> [SET PROBLEM]: Extract the full listing verbatim and drop any pictures from your copy.

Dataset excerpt

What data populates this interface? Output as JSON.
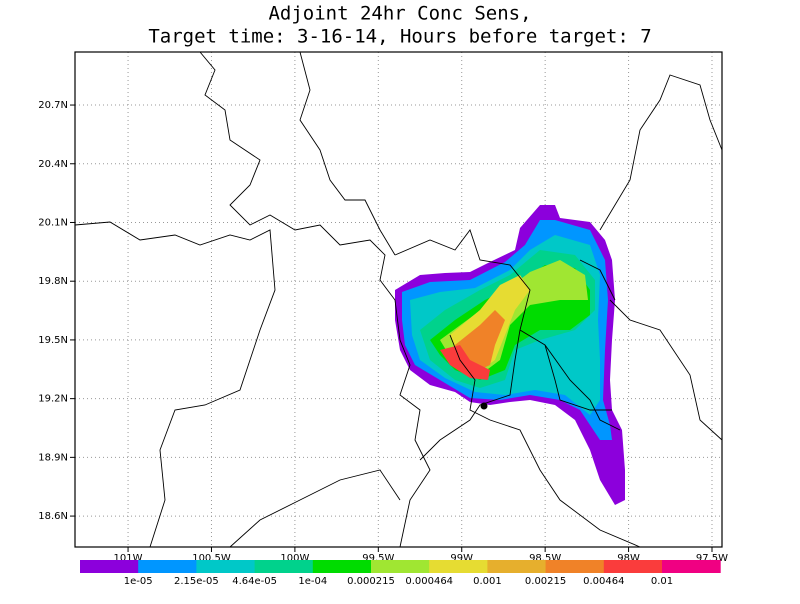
{
  "title": [
    "Adjoint 24hr Conc Sens,",
    "Target time: 3-16-14, Hours before target: 7"
  ],
  "map": {
    "xlim": [
      -101.318,
      -97.44
    ],
    "ylim": [
      18.442,
      20.971
    ],
    "xticks": [
      {
        "value": -101,
        "label": "101W"
      },
      {
        "value": -100.5,
        "label": "100.5W"
      },
      {
        "value": -100,
        "label": "100W"
      },
      {
        "value": -99.5,
        "label": "99.5W"
      },
      {
        "value": -99,
        "label": "99W"
      },
      {
        "value": -98.5,
        "label": "98.5W"
      },
      {
        "value": -98,
        "label": "98W"
      },
      {
        "value": -97.5,
        "label": "97.5W"
      }
    ],
    "yticks": [
      {
        "value": 18.6,
        "label": "18.6N"
      },
      {
        "value": 18.9,
        "label": "18.9N"
      },
      {
        "value": 19.2,
        "label": "19.2N"
      },
      {
        "value": 19.5,
        "label": "19.5N"
      },
      {
        "value": 19.8,
        "label": "19.8N"
      },
      {
        "value": 20.1,
        "label": "20.1N"
      },
      {
        "value": 20.4,
        "label": "20.4N"
      },
      {
        "value": 20.7,
        "label": "20.7N"
      }
    ],
    "grid": true
  },
  "colorbar": {
    "colors": [
      "#8c00dc",
      "#0096ff",
      "#00c8c8",
      "#00d28c",
      "#00dc00",
      "#a0e632",
      "#e6dc32",
      "#e6af2d",
      "#f08228",
      "#fa3c3c",
      "#f00082"
    ],
    "levels": [
      {
        "value": 1e-05,
        "label": "1e-05"
      },
      {
        "value": 2.15e-05,
        "label": "2.15e-05"
      },
      {
        "value": 4.64e-05,
        "label": "4.64e-05"
      },
      {
        "value": 0.0001,
        "label": "1e-04"
      },
      0.000215,
      0.000464,
      0.001,
      0.00215,
      0.00464,
      0.01
    ]
  }
}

> [FINAL RESULT]:
What data populates this interface? Output as JSON.
{
  "title": [
    "Adjoint 24hr Conc Sens,",
    "Target time: 3-16-14, Hours before target: 7"
  ],
  "map": {
    "xlim": [
      -101.318,
      -97.44
    ],
    "ylim": [
      18.442,
      20.971
    ],
    "xticks": [
      {
        "value": -101,
        "label": "101W"
      },
      {
        "value": -100.5,
        "label": "100.5W"
      },
      {
        "value": -100,
        "label": "100W"
      },
      {
        "value": -99.5,
        "label": "99.5W"
      },
      {
        "value": -99,
        "label": "99W"
      },
      {
        "value": -98.5,
        "label": "98.5W"
      },
      {
        "value": -98,
        "label": "98W"
      },
      {
        "value": -97.5,
        "label": "97.5W"
      }
    ],
    "yticks": [
      {
        "value": 18.6,
        "label": "18.6N"
      },
      {
        "value": 18.9,
        "label": "18.9N"
      },
      {
        "value": 19.2,
        "label": "19.2N"
      },
      {
        "value": 19.5,
        "label": "19.5N"
      },
      {
        "value": 19.8,
        "label": "19.8N"
      },
      {
        "value": 20.1,
        "label": "20.1N"
      },
      {
        "value": 20.4,
        "label": "20.4N"
      },
      {
        "value": 20.7,
        "label": "20.7N"
      }
    ],
    "grid": true
  },
  "colorbar": {
    "colors": [
      "#8c00dc",
      "#0096ff",
      "#00c8c8",
      "#00d28c",
      "#00dc00",
      "#a0e632",
      "#e6dc32",
      "#e6af2d",
      "#f08228",
      "#fa3c3c",
      "#f00082"
    ],
    "levels": [
      {
        "value": 1e-05,
        "label": "1e-05"
      },
      {
        "value": 2.15e-05,
        "label": "2.15e-05"
      },
      {
        "value": 4.64e-05,
        "label": "4.64e-05"
      },
      {
        "value": 0.0001,
        "label": "1e-04"
      },
      0.000215,
      0.000464,
      0.001,
      0.00215,
      0.00464,
      0.01
    ]
  }
}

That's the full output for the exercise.